■ Recorded data

───

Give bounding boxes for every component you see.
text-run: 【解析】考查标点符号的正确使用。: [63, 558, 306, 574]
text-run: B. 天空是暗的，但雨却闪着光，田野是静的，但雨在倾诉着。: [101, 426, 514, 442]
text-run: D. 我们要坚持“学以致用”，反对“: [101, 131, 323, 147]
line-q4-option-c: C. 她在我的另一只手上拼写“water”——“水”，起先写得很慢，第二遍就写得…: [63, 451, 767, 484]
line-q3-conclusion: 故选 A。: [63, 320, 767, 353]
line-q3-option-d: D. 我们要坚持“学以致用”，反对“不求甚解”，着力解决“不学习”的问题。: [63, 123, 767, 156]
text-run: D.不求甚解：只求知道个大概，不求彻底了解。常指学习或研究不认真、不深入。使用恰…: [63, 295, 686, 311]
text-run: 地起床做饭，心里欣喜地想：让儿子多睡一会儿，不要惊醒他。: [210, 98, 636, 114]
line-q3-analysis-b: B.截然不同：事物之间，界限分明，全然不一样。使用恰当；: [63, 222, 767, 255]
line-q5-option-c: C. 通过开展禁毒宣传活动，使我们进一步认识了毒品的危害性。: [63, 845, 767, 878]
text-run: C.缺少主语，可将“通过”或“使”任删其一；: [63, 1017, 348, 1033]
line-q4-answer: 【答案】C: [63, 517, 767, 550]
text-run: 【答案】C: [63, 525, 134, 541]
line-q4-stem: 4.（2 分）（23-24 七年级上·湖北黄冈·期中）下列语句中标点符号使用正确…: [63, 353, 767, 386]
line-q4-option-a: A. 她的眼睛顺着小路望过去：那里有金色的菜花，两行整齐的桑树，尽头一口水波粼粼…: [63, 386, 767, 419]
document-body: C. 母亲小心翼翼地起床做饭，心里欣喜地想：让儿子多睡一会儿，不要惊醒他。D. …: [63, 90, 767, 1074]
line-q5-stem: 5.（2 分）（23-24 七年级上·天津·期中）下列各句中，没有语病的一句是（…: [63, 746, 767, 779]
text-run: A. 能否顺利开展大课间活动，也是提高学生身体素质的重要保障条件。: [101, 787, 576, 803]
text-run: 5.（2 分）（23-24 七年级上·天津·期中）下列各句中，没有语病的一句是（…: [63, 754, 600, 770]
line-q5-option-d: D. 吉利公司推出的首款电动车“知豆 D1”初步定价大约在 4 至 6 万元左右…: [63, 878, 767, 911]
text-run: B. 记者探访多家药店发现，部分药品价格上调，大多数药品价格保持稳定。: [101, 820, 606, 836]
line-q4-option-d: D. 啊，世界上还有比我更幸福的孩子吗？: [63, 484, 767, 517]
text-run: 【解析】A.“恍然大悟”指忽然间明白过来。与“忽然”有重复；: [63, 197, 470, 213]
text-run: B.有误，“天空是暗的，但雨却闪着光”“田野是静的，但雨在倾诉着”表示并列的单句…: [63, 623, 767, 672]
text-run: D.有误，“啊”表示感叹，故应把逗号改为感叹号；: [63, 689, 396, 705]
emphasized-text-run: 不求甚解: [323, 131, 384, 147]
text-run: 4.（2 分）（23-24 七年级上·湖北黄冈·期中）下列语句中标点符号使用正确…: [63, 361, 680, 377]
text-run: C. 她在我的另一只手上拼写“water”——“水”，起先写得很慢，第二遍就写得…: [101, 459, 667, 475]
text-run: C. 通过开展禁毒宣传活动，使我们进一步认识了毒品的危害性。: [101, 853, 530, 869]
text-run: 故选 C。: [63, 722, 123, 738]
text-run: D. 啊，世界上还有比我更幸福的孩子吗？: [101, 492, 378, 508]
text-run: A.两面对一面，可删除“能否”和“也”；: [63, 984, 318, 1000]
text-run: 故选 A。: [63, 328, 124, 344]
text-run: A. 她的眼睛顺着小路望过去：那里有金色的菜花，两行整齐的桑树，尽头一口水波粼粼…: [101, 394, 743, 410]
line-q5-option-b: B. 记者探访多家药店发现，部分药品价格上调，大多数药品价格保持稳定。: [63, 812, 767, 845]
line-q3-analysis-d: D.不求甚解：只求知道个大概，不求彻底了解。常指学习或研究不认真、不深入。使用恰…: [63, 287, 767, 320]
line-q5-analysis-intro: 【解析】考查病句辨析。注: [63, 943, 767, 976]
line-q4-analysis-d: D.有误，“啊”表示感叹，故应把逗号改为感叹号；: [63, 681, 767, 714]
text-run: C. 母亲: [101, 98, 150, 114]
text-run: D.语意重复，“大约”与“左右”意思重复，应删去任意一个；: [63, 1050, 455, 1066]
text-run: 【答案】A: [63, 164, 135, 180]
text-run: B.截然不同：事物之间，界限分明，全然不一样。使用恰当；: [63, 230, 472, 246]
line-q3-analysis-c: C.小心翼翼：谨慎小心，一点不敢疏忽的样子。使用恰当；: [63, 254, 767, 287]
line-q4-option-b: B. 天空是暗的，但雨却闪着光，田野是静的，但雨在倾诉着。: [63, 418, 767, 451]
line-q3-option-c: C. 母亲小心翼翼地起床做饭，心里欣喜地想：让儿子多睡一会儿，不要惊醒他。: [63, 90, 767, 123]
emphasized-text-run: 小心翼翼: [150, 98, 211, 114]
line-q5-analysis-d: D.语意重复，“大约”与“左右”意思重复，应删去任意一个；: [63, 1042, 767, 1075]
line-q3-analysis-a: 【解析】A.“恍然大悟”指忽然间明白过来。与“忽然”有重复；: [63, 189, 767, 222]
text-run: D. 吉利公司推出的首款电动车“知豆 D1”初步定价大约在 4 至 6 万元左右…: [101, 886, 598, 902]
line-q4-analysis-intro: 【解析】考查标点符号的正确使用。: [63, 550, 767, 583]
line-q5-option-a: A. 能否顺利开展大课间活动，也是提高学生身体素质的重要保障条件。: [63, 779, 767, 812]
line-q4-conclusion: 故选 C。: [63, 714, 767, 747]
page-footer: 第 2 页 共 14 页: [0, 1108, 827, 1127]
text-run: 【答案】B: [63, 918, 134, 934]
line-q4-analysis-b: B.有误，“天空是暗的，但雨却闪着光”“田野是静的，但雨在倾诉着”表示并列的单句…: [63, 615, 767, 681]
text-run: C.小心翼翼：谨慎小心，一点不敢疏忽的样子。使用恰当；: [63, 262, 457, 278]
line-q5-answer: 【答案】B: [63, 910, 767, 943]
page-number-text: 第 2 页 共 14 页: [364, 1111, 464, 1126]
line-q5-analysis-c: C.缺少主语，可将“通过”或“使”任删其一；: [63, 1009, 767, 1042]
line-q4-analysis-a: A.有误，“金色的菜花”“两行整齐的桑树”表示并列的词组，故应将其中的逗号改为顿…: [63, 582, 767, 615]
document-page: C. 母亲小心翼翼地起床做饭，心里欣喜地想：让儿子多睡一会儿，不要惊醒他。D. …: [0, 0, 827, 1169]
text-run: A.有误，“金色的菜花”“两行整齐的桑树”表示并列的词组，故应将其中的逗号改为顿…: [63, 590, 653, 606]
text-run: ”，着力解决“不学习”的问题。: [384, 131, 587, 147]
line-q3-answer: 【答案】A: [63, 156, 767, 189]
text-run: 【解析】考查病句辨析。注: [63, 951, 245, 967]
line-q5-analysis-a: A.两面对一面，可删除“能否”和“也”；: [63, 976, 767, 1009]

───

■ TASK DIRECTIONS
Can you extract every line of the listing above and reproduce each one unchanged?

■ ANSWER TO THIS EXERCISE
Give bounding boxes for every component you see.
text-run: 【解析】考查标点符号的正确使用。: [63, 558, 306, 574]
text-run: B. 天空是暗的，但雨却闪着光，田野是静的，但雨在倾诉着。: [101, 426, 514, 442]
text-run: D. 我们要坚持“学以致用”，反对“: [101, 131, 323, 147]
line-q4-option-c: C. 她在我的另一只手上拼写“water”——“水”，起先写得很慢，第二遍就写得…: [63, 451, 767, 484]
line-q3-conclusion: 故选 A。: [63, 320, 767, 353]
line-q3-option-d: D. 我们要坚持“学以致用”，反对“不求甚解”，着力解决“不学习”的问题。: [63, 123, 767, 156]
text-run: D.不求甚解：只求知道个大概，不求彻底了解。常指学习或研究不认真、不深入。使用恰…: [63, 295, 686, 311]
text-run: 地起床做饭，心里欣喜地想：让儿子多睡一会儿，不要惊醒他。: [210, 98, 636, 114]
line-q3-analysis-b: B.截然不同：事物之间，界限分明，全然不一样。使用恰当；: [63, 222, 767, 255]
line-q5-option-c: C. 通过开展禁毒宣传活动，使我们进一步认识了毒品的危害性。: [63, 845, 767, 878]
text-run: C.缺少主语，可将“通过”或“使”任删其一；: [63, 1017, 348, 1033]
line-q4-answer: 【答案】C: [63, 517, 767, 550]
text-run: 【答案】C: [63, 525, 134, 541]
line-q4-stem: 4.（2 分）（23-24 七年级上·湖北黄冈·期中）下列语句中标点符号使用正确…: [63, 353, 767, 386]
line-q4-option-a: A. 她的眼睛顺着小路望过去：那里有金色的菜花，两行整齐的桑树，尽头一口水波粼粼…: [63, 386, 767, 419]
document-body: C. 母亲小心翼翼地起床做饭，心里欣喜地想：让儿子多睡一会儿，不要惊醒他。D. …: [63, 90, 767, 1074]
line-q5-stem: 5.（2 分）（23-24 七年级上·天津·期中）下列各句中，没有语病的一句是（…: [63, 746, 767, 779]
text-run: A. 能否顺利开展大课间活动，也是提高学生身体素质的重要保障条件。: [101, 787, 576, 803]
text-run: 5.（2 分）（23-24 七年级上·天津·期中）下列各句中，没有语病的一句是（…: [63, 754, 600, 770]
line-q5-option-d: D. 吉利公司推出的首款电动车“知豆 D1”初步定价大约在 4 至 6 万元左右…: [63, 878, 767, 911]
text-run: B. 记者探访多家药店发现，部分药品价格上调，大多数药品价格保持稳定。: [101, 820, 606, 836]
line-q4-option-d: D. 啊，世界上还有比我更幸福的孩子吗？: [63, 484, 767, 517]
text-run: 【解析】A.“恍然大悟”指忽然间明白过来。与“忽然”有重复；: [63, 197, 470, 213]
text-run: B.有误，“天空是暗的，但雨却闪着光”“田野是静的，但雨在倾诉着”表示并列的单句…: [63, 623, 767, 672]
text-run: D.有误，“啊”表示感叹，故应把逗号改为感叹号；: [63, 689, 396, 705]
emphasized-text-run: 不求甚解: [323, 131, 384, 147]
text-run: 4.（2 分）（23-24 七年级上·湖北黄冈·期中）下列语句中标点符号使用正确…: [63, 361, 680, 377]
text-run: C. 她在我的另一只手上拼写“water”——“水”，起先写得很慢，第二遍就写得…: [101, 459, 667, 475]
text-run: C. 通过开展禁毒宣传活动，使我们进一步认识了毒品的危害性。: [101, 853, 530, 869]
text-run: 故选 C。: [63, 722, 123, 738]
text-run: D. 啊，世界上还有比我更幸福的孩子吗？: [101, 492, 378, 508]
text-run: A.两面对一面，可删除“能否”和“也”；: [63, 984, 318, 1000]
text-run: 故选 A。: [63, 328, 124, 344]
text-run: A. 她的眼睛顺着小路望过去：那里有金色的菜花，两行整齐的桑树，尽头一口水波粼粼…: [101, 394, 743, 410]
line-q5-option-b: B. 记者探访多家药店发现，部分药品价格上调，大多数药品价格保持稳定。: [63, 812, 767, 845]
line-q3-analysis-d: D.不求甚解：只求知道个大概，不求彻底了解。常指学习或研究不认真、不深入。使用恰…: [63, 287, 767, 320]
line-q5-analysis-intro: 【解析】考查病句辨析。注: [63, 943, 767, 976]
line-q4-analysis-d: D.有误，“啊”表示感叹，故应把逗号改为感叹号；: [63, 681, 767, 714]
text-run: C. 母亲: [101, 98, 150, 114]
text-run: D.语意重复，“大约”与“左右”意思重复，应删去任意一个；: [63, 1050, 455, 1066]
text-run: 【答案】A: [63, 164, 135, 180]
text-run: B.截然不同：事物之间，界限分明，全然不一样。使用恰当；: [63, 230, 472, 246]
line-q3-analysis-c: C.小心翼翼：谨慎小心，一点不敢疏忽的样子。使用恰当；: [63, 254, 767, 287]
line-q4-option-b: B. 天空是暗的，但雨却闪着光，田野是静的，但雨在倾诉着。: [63, 418, 767, 451]
line-q3-option-c: C. 母亲小心翼翼地起床做饭，心里欣喜地想：让儿子多睡一会儿，不要惊醒他。: [63, 90, 767, 123]
emphasized-text-run: 小心翼翼: [150, 98, 211, 114]
line-q5-analysis-d: D.语意重复，“大约”与“左右”意思重复，应删去任意一个；: [63, 1042, 767, 1075]
line-q3-analysis-a: 【解析】A.“恍然大悟”指忽然间明白过来。与“忽然”有重复；: [63, 189, 767, 222]
text-run: D. 吉利公司推出的首款电动车“知豆 D1”初步定价大约在 4 至 6 万元左右…: [101, 886, 598, 902]
line-q4-analysis-intro: 【解析】考查标点符号的正确使用。: [63, 550, 767, 583]
line-q5-option-a: A. 能否顺利开展大课间活动，也是提高学生身体素质的重要保障条件。: [63, 779, 767, 812]
line-q4-conclusion: 故选 C。: [63, 714, 767, 747]
page-footer: 第 2 页 共 14 页: [0, 1108, 827, 1127]
text-run: 【答案】B: [63, 918, 134, 934]
line-q4-analysis-b: B.有误，“天空是暗的，但雨却闪着光”“田野是静的，但雨在倾诉着”表示并列的单句…: [63, 615, 767, 681]
text-run: C.小心翼翼：谨慎小心，一点不敢疏忽的样子。使用恰当；: [63, 262, 457, 278]
line-q5-answer: 【答案】B: [63, 910, 767, 943]
page-number-text: 第 2 页 共 14 页: [364, 1111, 464, 1126]
line-q5-analysis-c: C.缺少主语，可将“通过”或“使”任删其一；: [63, 1009, 767, 1042]
line-q4-analysis-a: A.有误，“金色的菜花”“两行整齐的桑树”表示并列的词组，故应将其中的逗号改为顿…: [63, 582, 767, 615]
document-page: C. 母亲小心翼翼地起床做饭，心里欣喜地想：让儿子多睡一会儿，不要惊醒他。D. …: [0, 0, 827, 1169]
text-run: A.有误，“金色的菜花”“两行整齐的桑树”表示并列的词组，故应将其中的逗号改为顿…: [63, 590, 653, 606]
text-run: ”，着力解决“不学习”的问题。: [384, 131, 587, 147]
line-q3-answer: 【答案】A: [63, 156, 767, 189]
text-run: 【解析】考查病句辨析。注: [63, 951, 245, 967]
line-q5-analysis-a: A.两面对一面，可删除“能否”和“也”；: [63, 976, 767, 1009]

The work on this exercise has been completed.